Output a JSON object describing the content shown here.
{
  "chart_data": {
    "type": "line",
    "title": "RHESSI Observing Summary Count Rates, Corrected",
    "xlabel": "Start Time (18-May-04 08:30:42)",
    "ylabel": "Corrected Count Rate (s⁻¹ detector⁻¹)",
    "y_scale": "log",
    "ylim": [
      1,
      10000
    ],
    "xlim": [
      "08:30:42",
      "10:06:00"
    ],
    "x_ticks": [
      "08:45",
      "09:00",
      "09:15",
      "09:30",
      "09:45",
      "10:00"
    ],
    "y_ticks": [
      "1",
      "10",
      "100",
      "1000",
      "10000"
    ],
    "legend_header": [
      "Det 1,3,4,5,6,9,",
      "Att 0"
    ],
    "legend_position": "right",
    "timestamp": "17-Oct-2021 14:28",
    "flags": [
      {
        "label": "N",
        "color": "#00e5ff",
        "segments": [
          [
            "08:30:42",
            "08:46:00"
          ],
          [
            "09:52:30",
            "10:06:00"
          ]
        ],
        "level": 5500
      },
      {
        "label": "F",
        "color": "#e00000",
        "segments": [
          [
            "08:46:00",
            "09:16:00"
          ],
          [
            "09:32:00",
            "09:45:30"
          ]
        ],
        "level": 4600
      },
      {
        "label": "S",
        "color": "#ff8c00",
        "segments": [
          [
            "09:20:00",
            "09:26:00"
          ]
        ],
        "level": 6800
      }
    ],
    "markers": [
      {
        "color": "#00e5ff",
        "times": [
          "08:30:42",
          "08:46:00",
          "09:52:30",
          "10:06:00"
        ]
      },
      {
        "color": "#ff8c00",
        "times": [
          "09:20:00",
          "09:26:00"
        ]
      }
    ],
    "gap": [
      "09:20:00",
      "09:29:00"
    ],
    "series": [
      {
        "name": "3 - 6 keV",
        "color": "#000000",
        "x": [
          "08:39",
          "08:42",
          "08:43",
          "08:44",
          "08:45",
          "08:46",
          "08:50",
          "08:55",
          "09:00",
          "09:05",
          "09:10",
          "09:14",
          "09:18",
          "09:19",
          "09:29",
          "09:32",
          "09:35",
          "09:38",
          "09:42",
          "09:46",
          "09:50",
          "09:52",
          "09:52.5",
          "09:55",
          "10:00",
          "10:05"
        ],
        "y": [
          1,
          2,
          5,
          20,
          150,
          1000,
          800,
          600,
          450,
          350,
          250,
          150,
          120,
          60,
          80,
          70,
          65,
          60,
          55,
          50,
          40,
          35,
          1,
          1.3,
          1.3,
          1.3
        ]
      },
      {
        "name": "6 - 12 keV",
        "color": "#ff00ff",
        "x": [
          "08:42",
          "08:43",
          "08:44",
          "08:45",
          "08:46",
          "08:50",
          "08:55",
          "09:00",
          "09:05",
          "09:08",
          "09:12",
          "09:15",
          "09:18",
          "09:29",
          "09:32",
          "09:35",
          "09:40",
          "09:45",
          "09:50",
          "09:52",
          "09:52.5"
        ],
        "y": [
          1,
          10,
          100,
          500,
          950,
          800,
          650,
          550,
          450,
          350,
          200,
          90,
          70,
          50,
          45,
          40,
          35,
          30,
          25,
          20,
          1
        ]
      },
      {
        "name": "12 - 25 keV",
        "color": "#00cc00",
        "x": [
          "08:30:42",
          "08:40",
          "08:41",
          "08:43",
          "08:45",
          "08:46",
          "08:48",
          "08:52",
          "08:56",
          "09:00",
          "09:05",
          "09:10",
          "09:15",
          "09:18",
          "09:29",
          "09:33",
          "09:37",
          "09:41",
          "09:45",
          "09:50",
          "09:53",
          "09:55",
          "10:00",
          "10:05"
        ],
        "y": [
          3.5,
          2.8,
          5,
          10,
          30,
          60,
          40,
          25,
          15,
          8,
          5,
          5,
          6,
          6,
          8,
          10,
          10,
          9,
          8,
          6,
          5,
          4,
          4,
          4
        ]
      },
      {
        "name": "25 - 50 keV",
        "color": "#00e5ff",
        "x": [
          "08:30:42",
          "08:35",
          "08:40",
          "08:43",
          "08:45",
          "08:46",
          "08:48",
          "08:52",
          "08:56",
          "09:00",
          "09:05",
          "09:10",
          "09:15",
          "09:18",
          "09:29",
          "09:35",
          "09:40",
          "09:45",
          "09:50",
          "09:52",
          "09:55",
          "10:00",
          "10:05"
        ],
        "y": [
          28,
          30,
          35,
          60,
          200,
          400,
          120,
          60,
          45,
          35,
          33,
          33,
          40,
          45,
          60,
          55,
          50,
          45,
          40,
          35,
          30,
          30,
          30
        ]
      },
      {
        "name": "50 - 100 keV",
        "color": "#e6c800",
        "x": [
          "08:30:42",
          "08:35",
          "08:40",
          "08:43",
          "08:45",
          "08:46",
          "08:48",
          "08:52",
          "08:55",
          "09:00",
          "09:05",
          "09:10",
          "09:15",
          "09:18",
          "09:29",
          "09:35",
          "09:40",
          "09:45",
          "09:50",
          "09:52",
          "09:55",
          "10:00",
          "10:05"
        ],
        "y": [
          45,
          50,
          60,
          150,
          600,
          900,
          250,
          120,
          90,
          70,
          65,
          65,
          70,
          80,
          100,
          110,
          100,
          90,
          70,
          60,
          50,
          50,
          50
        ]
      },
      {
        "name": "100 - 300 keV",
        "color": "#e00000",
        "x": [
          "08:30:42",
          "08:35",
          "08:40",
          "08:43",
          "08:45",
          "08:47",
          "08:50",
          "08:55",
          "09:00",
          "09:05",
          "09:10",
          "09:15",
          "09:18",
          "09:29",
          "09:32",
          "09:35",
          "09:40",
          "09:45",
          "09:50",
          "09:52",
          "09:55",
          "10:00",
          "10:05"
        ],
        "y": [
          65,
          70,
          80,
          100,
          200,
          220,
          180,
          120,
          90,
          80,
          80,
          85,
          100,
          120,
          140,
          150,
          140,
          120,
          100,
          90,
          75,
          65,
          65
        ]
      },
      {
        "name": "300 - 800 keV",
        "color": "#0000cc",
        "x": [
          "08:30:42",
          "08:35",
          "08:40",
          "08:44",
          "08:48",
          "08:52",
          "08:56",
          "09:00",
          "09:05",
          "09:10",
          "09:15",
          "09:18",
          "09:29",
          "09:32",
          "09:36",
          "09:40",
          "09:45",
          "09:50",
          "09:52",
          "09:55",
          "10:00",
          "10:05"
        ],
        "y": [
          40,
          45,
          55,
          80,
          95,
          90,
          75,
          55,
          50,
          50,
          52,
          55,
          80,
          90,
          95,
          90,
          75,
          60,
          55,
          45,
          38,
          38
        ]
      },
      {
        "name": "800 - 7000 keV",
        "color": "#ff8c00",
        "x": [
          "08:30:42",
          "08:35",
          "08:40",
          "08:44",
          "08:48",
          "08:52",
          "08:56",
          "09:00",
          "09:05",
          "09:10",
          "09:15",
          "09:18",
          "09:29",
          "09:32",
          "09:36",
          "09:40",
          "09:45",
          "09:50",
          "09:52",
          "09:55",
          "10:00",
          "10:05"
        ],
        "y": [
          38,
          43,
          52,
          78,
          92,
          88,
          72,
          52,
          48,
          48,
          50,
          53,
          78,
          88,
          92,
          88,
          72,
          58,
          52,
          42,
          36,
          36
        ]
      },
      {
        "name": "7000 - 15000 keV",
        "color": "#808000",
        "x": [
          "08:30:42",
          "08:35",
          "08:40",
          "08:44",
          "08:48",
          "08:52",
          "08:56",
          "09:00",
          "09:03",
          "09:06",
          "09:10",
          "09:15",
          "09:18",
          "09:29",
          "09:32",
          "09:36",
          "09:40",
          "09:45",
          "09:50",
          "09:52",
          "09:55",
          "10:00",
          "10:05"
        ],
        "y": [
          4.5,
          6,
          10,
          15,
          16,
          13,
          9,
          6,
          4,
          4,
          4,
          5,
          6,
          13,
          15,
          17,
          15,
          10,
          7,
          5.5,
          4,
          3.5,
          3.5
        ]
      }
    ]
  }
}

▶ _Aim_: Show every line from the entries above in which the word "Corrected" appears.

▶ _Full solution_:
    "title": "RHESSI Observing Summary Count Rates, Corrected",
    "ylabel": "Corrected Count Rate (s⁻¹ detector⁻¹)",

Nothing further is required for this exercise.